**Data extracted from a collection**
- - - -
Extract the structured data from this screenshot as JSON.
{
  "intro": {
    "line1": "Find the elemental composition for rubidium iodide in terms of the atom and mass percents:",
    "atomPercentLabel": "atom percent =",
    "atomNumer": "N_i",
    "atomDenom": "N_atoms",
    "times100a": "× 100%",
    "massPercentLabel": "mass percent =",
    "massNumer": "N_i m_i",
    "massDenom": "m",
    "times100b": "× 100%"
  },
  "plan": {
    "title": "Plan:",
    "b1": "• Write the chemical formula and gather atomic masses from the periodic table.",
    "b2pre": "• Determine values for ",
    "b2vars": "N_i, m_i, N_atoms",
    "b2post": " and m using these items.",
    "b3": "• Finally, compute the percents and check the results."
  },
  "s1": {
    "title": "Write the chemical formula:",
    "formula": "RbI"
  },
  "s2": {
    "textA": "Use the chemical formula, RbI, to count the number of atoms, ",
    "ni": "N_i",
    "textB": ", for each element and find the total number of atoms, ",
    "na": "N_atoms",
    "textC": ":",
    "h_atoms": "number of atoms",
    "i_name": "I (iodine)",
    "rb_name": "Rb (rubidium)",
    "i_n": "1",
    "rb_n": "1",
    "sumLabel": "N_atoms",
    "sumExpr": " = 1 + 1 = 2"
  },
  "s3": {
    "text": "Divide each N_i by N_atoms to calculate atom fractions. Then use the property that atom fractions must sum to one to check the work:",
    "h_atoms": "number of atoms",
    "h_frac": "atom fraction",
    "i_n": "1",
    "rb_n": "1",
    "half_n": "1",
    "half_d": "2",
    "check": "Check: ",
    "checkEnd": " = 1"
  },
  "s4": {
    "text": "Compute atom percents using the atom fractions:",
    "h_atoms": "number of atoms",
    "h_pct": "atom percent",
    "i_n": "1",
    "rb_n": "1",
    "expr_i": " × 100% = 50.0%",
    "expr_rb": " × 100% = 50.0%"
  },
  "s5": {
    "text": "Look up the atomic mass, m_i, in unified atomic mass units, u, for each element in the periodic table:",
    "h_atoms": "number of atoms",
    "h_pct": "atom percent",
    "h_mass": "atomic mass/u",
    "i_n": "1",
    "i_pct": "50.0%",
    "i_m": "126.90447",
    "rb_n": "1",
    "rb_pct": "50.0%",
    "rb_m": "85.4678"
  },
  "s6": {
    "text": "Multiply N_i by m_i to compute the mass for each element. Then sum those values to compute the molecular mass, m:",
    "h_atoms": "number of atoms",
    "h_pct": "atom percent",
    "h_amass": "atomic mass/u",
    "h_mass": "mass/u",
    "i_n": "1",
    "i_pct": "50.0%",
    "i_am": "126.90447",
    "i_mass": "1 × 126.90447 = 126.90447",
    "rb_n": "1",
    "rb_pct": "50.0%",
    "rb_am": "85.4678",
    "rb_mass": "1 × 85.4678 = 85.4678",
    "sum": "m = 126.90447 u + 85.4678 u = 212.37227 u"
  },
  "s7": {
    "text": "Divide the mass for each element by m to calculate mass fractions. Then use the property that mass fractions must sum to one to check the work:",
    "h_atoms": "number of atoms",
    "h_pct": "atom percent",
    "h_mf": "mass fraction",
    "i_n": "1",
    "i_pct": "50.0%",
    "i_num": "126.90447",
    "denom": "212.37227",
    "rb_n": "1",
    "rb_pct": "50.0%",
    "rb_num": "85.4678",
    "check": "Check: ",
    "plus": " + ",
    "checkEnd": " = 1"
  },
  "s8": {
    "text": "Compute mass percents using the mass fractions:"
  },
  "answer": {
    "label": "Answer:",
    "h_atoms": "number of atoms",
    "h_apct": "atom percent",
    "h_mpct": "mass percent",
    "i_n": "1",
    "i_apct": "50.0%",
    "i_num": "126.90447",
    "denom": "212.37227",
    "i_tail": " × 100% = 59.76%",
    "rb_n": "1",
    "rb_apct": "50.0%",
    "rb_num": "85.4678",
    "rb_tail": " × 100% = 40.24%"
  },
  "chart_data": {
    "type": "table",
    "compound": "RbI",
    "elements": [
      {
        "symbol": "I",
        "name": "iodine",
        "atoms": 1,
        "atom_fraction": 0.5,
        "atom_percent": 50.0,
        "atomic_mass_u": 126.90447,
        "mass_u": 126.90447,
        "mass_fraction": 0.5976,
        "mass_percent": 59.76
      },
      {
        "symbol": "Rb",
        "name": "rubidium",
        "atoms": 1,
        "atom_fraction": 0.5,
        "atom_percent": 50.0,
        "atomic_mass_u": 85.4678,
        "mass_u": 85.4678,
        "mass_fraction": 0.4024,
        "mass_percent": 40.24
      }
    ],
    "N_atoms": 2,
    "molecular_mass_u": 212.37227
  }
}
- - - -
**Problem**
Filter the listing above by the word "periodic"; copy each line that passes.

**Task result**
    "b1": "• Write the chemical formula and gather atomic masses from the periodic table.",
    "text": "Look up the atomic mass, m_i, in unified atomic mass units, u, for each element in the periodic table:",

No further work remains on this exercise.